* [Objective]
Retype every entry exactly, character for character.

[Begin Supplied data]

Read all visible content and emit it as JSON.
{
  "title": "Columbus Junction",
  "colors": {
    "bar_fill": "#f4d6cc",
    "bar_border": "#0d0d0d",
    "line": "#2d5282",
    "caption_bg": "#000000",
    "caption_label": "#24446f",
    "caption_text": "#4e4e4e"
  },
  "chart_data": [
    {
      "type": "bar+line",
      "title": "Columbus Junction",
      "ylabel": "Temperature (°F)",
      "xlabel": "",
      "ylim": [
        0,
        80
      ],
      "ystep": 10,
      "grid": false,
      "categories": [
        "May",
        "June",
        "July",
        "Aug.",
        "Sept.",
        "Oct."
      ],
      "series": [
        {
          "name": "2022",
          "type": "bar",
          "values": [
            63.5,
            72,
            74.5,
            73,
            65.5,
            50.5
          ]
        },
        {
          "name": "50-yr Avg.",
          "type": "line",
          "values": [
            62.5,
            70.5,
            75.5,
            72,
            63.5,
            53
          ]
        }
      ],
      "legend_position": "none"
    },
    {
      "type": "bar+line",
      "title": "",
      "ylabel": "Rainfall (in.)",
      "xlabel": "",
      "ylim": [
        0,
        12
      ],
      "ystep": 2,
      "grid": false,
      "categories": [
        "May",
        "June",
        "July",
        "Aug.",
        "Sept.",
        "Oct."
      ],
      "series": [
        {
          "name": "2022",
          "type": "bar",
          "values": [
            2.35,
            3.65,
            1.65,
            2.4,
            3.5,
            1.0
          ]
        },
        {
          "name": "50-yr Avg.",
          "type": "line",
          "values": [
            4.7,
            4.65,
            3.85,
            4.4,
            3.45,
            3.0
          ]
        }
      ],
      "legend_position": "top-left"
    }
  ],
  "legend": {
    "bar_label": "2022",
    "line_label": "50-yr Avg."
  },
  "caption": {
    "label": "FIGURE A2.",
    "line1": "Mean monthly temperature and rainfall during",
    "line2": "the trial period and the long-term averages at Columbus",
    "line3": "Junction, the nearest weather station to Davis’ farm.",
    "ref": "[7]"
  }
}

[End Supplied data]

* [Final answer]
Read all visible content and emit it as JSON.
{
  "title": "Columbus Junction",
  "colors": {
    "bar_fill": "#f4d6cc",
    "bar_border": "#0d0d0d",
    "line": "#2d5282",
    "caption_bg": "#000000",
    "caption_label": "#24446f",
    "caption_text": "#4e4e4e"
  },
  "chart_data": [
    {
      "type": "bar+line",
      "title": "Columbus Junction",
      "ylabel": "Temperature (°F)",
      "xlabel": "",
      "ylim": [
        0,
        80
      ],
      "ystep": 10,
      "grid": false,
      "categories": [
        "May",
        "June",
        "July",
        "Aug.",
        "Sept.",
        "Oct."
      ],
      "series": [
        {
          "name": "2022",
          "type": "bar",
          "values": [
            63.5,
            72,
            74.5,
            73,
            65.5,
            50.5
          ]
        },
        {
          "name": "50-yr Avg.",
          "type": "line",
          "values": [
            62.5,
            70.5,
            75.5,
            72,
            63.5,
            53
          ]
        }
      ],
      "legend_position": "none"
    },
    {
      "type": "bar+line",
      "title": "",
      "ylabel": "Rainfall (in.)",
      "xlabel": "",
      "ylim": [
        0,
        12
      ],
      "ystep": 2,
      "grid": false,
      "categories": [
        "May",
        "June",
        "July",
        "Aug.",
        "Sept.",
        "Oct."
      ],
      "series": [
        {
          "name": "2022",
          "type": "bar",
          "values": [
            2.35,
            3.65,
            1.65,
            2.4,
            3.5,
            1.0
          ]
        },
        {
          "name": "50-yr Avg.",
          "type": "line",
          "values": [
            4.7,
            4.65,
            3.85,
            4.4,
            3.45,
            3.0
          ]
        }
      ],
      "legend_position": "top-left"
    }
  ],
  "legend": {
    "bar_label": "2022",
    "line_label": "50-yr Avg."
  },
  "caption": {
    "label": "FIGURE A2.",
    "line1": "Mean monthly temperature and rainfall during",
    "line2": "the trial period and the long-term averages at Columbus",
    "line3": "Junction, the nearest weather station to Davis’ farm.",
    "ref": "[7]"
  }
}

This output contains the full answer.